• STATED TASK: Quote the records in full and leave their pictures out.

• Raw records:

—————

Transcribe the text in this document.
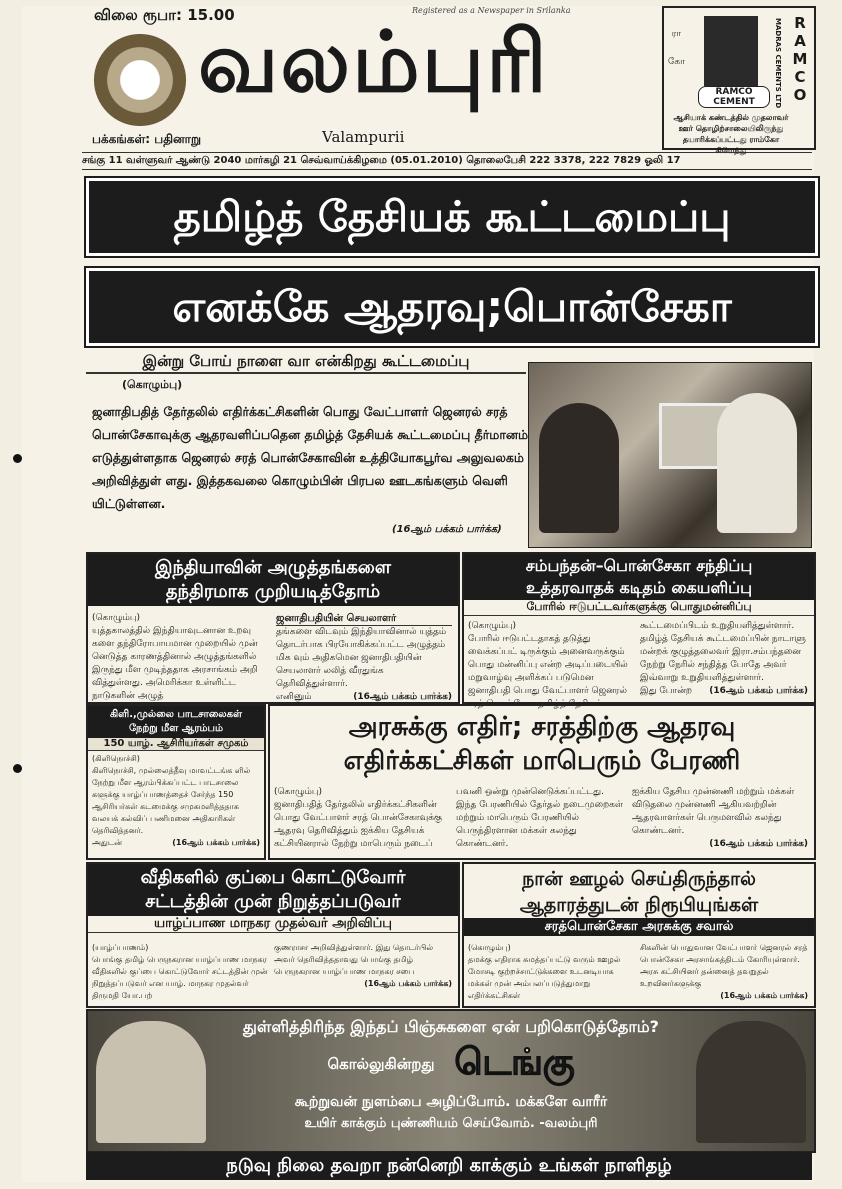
விலை ரூபா: 15.00	Registered as a Newspaper in Srilanka
வலம்புரி
பக்கங்கள்: பதினாறு	Valampurii
ரா
கோ	MADRAS CEMENTS LTD RAMCO
RAMCO CEMENT
ஆசியாக் கண்டத்தில் முதலாவர்
ஊர் தொழிற்சாலையிலிருந்து
தயாரிக்கப்பட்டது ராம்கோ சிமெந்து
சங்கு 11 வள்ளுவர் ஆண்டு 2040 மார்கழி 21 செவ்வாய்க்கிழமை (05.01.2010) தொலைபேசி 222 3378, 222 7829 ஓலி 17
தமிழ்த் தேசியக் கூட்டமைப்பு
எனக்கே ஆதரவு;பொன்சேகா
இன்று போய் நாளை வா என்கிறது கூட்டமைப்பு
(கொழும்பு)
ஜனாதிபதித் தேர்தலில் எதிர்க்கட்சிகளின் பொது வேட்பாளர் ஜெனரல் சரத் பொன்சேகாவுக்கு ஆதரவளிப்பதென தமிழ்த் தேசியக் கூட்டமைப்பு தீர்மானம் எடுத்துள்ளதாக ஜெனரல் சரத் பொன்சேகாவின் உத்தியோகபூர்வ அலுவலகம் அறிவித்துள் ளது. இத்தகவலை கொழும்பின் பிரபல ஊடகங்களும் வெளி யிட்டுள்ளன.
(16ஆம் பக்கம் பார்க்க)
இந்தியாவின் அழுத்தங்களை
தந்திரமாக முறியடித்தோம்
(கொழும்பு)
யுத்தகாலத்தில் இந்தியாவுடனான உறவு களை தந்திரோபாயமான முறையில் முன் னெடுத்த காரணத்தினால் அழுத்தங்களில் இருந்து மீள முடிந்ததாக அரசாங்கம் அறி வித்துள்ளது. அமெரிக்கா உள்ளிட்ட நாடுகளின் அழுத்
ஜனாதிபதியின் செயலாளர்
தங்களை விடவும் இந்தியாவினால் யுத்தம் தொடர்பாக பிரயோகிக்கப்பட்ட அழுத்தம் மிக வும் அதிகமென ஜனாதிபதியின் செயலாளர் லலித் வீரதுங்க தெரிவித்துள்ளார்.
எனினும்	(16ஆம் பக்கம் பார்க்க)
சம்பந்தன்–பொன்சேகா சந்திப்பு
உத்தரவாதக் கடிதம் கையளிப்பு
போரில் ஈடுபட்டவர்களுக்கு பொதுமன்னிப்பு
(கொழும்பு)
போரில் ஈடுபட்டதாகத் தடுத்து வைக்கப்பட் டிருக்கும் அனைவருக்கும் பொது மன்னிப்பு என்ற அடிப்படையில் மறுவாழ்வு அளிக்கப் படுமென ஜனாதிபதி பொது வேட்பாளர் ஜெனரல் சரத் பொன்சேகா தமிழ்த் தேசியக்
கூட்டமைப்பிடம் உறுதியளித்துள்ளார். தமிழ்த் தேசியக் கூட்டமைப்பின் நாடாளு மன்றக் குழுத்தலைவர் இரா.சம்பந்தனை நேற்று நேரில் சந்தித்த போதே அவர் இவ்வாறு உறுதியளித்துள்ளார்.
இது போன்ற (16ஆம் பக்கம் பார்க்க)
கிளி.,முல்லை பாடசாலைகள்
நேற்று மீள ஆரம்பம்
150 யாழ். ஆசிரியர்கள் சமுகம்
(கிளிநொச்சி)
கிளிநொச்சி, முல்லைத்தீவு மாவட்டங்க ளில் நேற்று மீள ஆரம்பிக்கப்பட்ட பாடசாலை களுக்கு யாழ்ப்பாணத்தைச் சேர்ந்த 150 ஆசிரியர்கள் கடமைக்கு சமுகமளித்ததாக வலயக் கல்விப் பணிமனை அதிகாரிகள் தெரிவித்தனர்.
அதுடன்	(16ஆம் பக்கம் பார்க்க)
அரசுக்கு எதிர்; சரத்திற்கு ஆதரவு
எதிர்க்கட்சிகள் மாபெரும் பேரணி
(கொழும்பு)
ஜனாதிபதித் தேர்தலில் எதிர்க்கட்சிகளின் பொது வேட்பாளர் சரத் பொன்சேகாவுக்கு ஆதரவு தெரிவித்தும் ஐக்கிய தேசியக் கட்சியினரால் நேற்று மாபெரும் நடைப்
பவனி ஒன்று முன்னெடுக்கப்பட்டது. இந்த பேரணியில் தேர்தல் நடைமுறைகள் மற்றும் மாபெரும் பேரணியில் பெருந்திரளான மக்கள் கலந்து கொண்டனர்.
ஐக்கிய தேசிய முன்னணி மற்றும் மக்கள் விடுதலை முன்னணி ஆகியவற்றின் ஆதரவாளர்கள் பெருமளவில் கலந்து கொண்டனர்.
(16ஆம் பக்கம் பார்க்க)
வீதிகளில் குப்பை கொட்டுவோர்
சட்டத்தின் முன் நிறுத்தப்படுவர்
யாழ்ப்பாண மாநகர முதல்வர் அறிவிப்பு
(யாழ்ப்பாணம்)
பொங்கு தமிழ் பெருநகரான யாழ்ப்பாண மாநகர வீதிகளில் குப்பை கொட்டுவோர் சட்டத்தின் முன் நிறுத்தப்படுவர் என யாழ். மாநகர முதல்வர் திருமதி யோ.பற்
குணராசா அறிவித்துள்ளார். இது தொடர்பில் அவர் தெரிவித்ததாவது பொங்கு தமிழ் பெருநகரான யாழ்ப்பாண மாநகர சபை
(16ஆம் பக்கம் பார்க்க)
நான் ஊழல் செய்திருந்தால்
ஆதாரத்துடன் நிரூபியுங்கள்
சரத்பொன்சேகா அரசுக்கு சவால்
(கொழும்பு)
தமக்கு எதிராக சுமத்தப்பட்டு வரும் ஊழல் மோசடி குற்றச்சாட்டுக்களை உடனடியாக மக்கள் முன் அம்பலப்படுத்துமாறு எதிர்க்கட்சிகள்
சிகளின் பொதுவான வேட்பாளர் ஜெனரல் சரத் பொன்சேகா அரசாங்கத்திடம் கோரியுள்ளார். அரசு கட்சியினர் தன்னைத் தவறுதல் உறவினர்களுக்கு
(16ஆம் பக்கம் பார்க்க)
துள்ளித்திரிந்த இந்தப் பிஞ்சுகளை ஏன் பறிகொடுத்தோம்?
கொல்லுகின்றது டெங்கு
கூற்றுவன் நுளம்பை அழிப்போம். மக்களே வாரீர்
உயிர் காக்கும் புண்ணியம் செய்வோம். -வலம்புரி
நடுவு நிலை தவறா நன்னெறி காக்கும் உங்கள் நாளிதழ்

—————

• EXERCISE RESPONSE:
Transcribe the text in this document.
விலை ரூபா: 15.00	Registered as a Newspaper in Srilanka
வலம்புரி
பக்கங்கள்: பதினாறு	Valampurii
ரா
கோ	MADRAS CEMENTS LTD RAMCO
RAMCO CEMENT
ஆசியாக் கண்டத்தில் முதலாவர்
ஊர் தொழிற்சாலையிலிருந்து
தயாரிக்கப்பட்டது ராம்கோ சிமெந்து
சங்கு 11 வள்ளுவர் ஆண்டு 2040 மார்கழி 21 செவ்வாய்க்கிழமை (05.01.2010) தொலைபேசி 222 3378, 222 7829 ஓலி 17
தமிழ்த் தேசியக் கூட்டமைப்பு
எனக்கே ஆதரவு;பொன்சேகா
இன்று போய் நாளை வா என்கிறது கூட்டமைப்பு
(கொழும்பு)
ஜனாதிபதித் தேர்தலில் எதிர்க்கட்சிகளின் பொது வேட்பாளர் ஜெனரல் சரத் பொன்சேகாவுக்கு ஆதரவளிப்பதென தமிழ்த் தேசியக் கூட்டமைப்பு தீர்மானம் எடுத்துள்ளதாக ஜெனரல் சரத் பொன்சேகாவின் உத்தியோகபூர்வ அலுவலகம் அறிவித்துள் ளது. இத்தகவலை கொழும்பின் பிரபல ஊடகங்களும் வெளி யிட்டுள்ளன.
(16ஆம் பக்கம் பார்க்க)
இந்தியாவின் அழுத்தங்களை
தந்திரமாக முறியடித்தோம்
(கொழும்பு)
யுத்தகாலத்தில் இந்தியாவுடனான உறவு களை தந்திரோபாயமான முறையில் முன் னெடுத்த காரணத்தினால் அழுத்தங்களில் இருந்து மீள முடிந்ததாக அரசாங்கம் அறி வித்துள்ளது. அமெரிக்கா உள்ளிட்ட நாடுகளின் அழுத்
ஜனாதிபதியின் செயலாளர்
தங்களை விடவும் இந்தியாவினால் யுத்தம் தொடர்பாக பிரயோகிக்கப்பட்ட அழுத்தம் மிக வும் அதிகமென ஜனாதிபதியின் செயலாளர் லலித் வீரதுங்க தெரிவித்துள்ளார்.
எனினும்	(16ஆம் பக்கம் பார்க்க)
சம்பந்தன்–பொன்சேகா சந்திப்பு
உத்தரவாதக் கடிதம் கையளிப்பு
போரில் ஈடுபட்டவர்களுக்கு பொதுமன்னிப்பு
(கொழும்பு)
போரில் ஈடுபட்டதாகத் தடுத்து வைக்கப்பட் டிருக்கும் அனைவருக்கும் பொது மன்னிப்பு என்ற அடிப்படையில் மறுவாழ்வு அளிக்கப் படுமென ஜனாதிபதி பொது வேட்பாளர் ஜெனரல் சரத் பொன்சேகா தமிழ்த் தேசியக்
கூட்டமைப்பிடம் உறுதியளித்துள்ளார். தமிழ்த் தேசியக் கூட்டமைப்பின் நாடாளு மன்றக் குழுத்தலைவர் இரா.சம்பந்தனை நேற்று நேரில் சந்தித்த போதே அவர் இவ்வாறு உறுதியளித்துள்ளார்.
இது போன்ற (16ஆம் பக்கம் பார்க்க)
கிளி.,முல்லை பாடசாலைகள்
நேற்று மீள ஆரம்பம்
150 யாழ். ஆசிரியர்கள் சமுகம்
(கிளிநொச்சி)
கிளிநொச்சி, முல்லைத்தீவு மாவட்டங்க ளில் நேற்று மீள ஆரம்பிக்கப்பட்ட பாடசாலை களுக்கு யாழ்ப்பாணத்தைச் சேர்ந்த 150 ஆசிரியர்கள் கடமைக்கு சமுகமளித்ததாக வலயக் கல்விப் பணிமனை அதிகாரிகள் தெரிவித்தனர்.
அதுடன்	(16ஆம் பக்கம் பார்க்க)
அரசுக்கு எதிர்; சரத்திற்கு ஆதரவு
எதிர்க்கட்சிகள் மாபெரும் பேரணி
(கொழும்பு)
ஜனாதிபதித் தேர்தலில் எதிர்க்கட்சிகளின் பொது வேட்பாளர் சரத் பொன்சேகாவுக்கு ஆதரவு தெரிவித்தும் ஐக்கிய தேசியக் கட்சியினரால் நேற்று மாபெரும் நடைப்
பவனி ஒன்று முன்னெடுக்கப்பட்டது. இந்த பேரணியில் தேர்தல் நடைமுறைகள் மற்றும் மாபெரும் பேரணியில் பெருந்திரளான மக்கள் கலந்து கொண்டனர்.
ஐக்கிய தேசிய முன்னணி மற்றும் மக்கள் விடுதலை முன்னணி ஆகியவற்றின் ஆதரவாளர்கள் பெருமளவில் கலந்து கொண்டனர்.
(16ஆம் பக்கம் பார்க்க)
வீதிகளில் குப்பை கொட்டுவோர்
சட்டத்தின் முன் நிறுத்தப்படுவர்
யாழ்ப்பாண மாநகர முதல்வர் அறிவிப்பு
(யாழ்ப்பாணம்)
பொங்கு தமிழ் பெருநகரான யாழ்ப்பாண மாநகர வீதிகளில் குப்பை கொட்டுவோர் சட்டத்தின் முன் நிறுத்தப்படுவர் என யாழ். மாநகர முதல்வர் திருமதி யோ.பற்
குணராசா அறிவித்துள்ளார். இது தொடர்பில் அவர் தெரிவித்ததாவது பொங்கு தமிழ் பெருநகரான யாழ்ப்பாண மாநகர சபை
(16ஆம் பக்கம் பார்க்க)
நான் ஊழல் செய்திருந்தால்
ஆதாரத்துடன் நிரூபியுங்கள்
சரத்பொன்சேகா அரசுக்கு சவால்
(கொழும்பு)
தமக்கு எதிராக சுமத்தப்பட்டு வரும் ஊழல் மோசடி குற்றச்சாட்டுக்களை உடனடியாக மக்கள் முன் அம்பலப்படுத்துமாறு எதிர்க்கட்சிகள்
சிகளின் பொதுவான வேட்பாளர் ஜெனரல் சரத் பொன்சேகா அரசாங்கத்திடம் கோரியுள்ளார். அரசு கட்சியினர் தன்னைத் தவறுதல் உறவினர்களுக்கு
(16ஆம் பக்கம் பார்க்க)
துள்ளித்திரிந்த இந்தப் பிஞ்சுகளை ஏன் பறிகொடுத்தோம்?
கொல்லுகின்றது டெங்கு
கூற்றுவன் நுளம்பை அழிப்போம். மக்களே வாரீர்
உயிர் காக்கும் புண்ணியம் செய்வோம். -வலம்புரி
நடுவு நிலை தவறா நன்னெறி காக்கும் உங்கள் நாளிதழ்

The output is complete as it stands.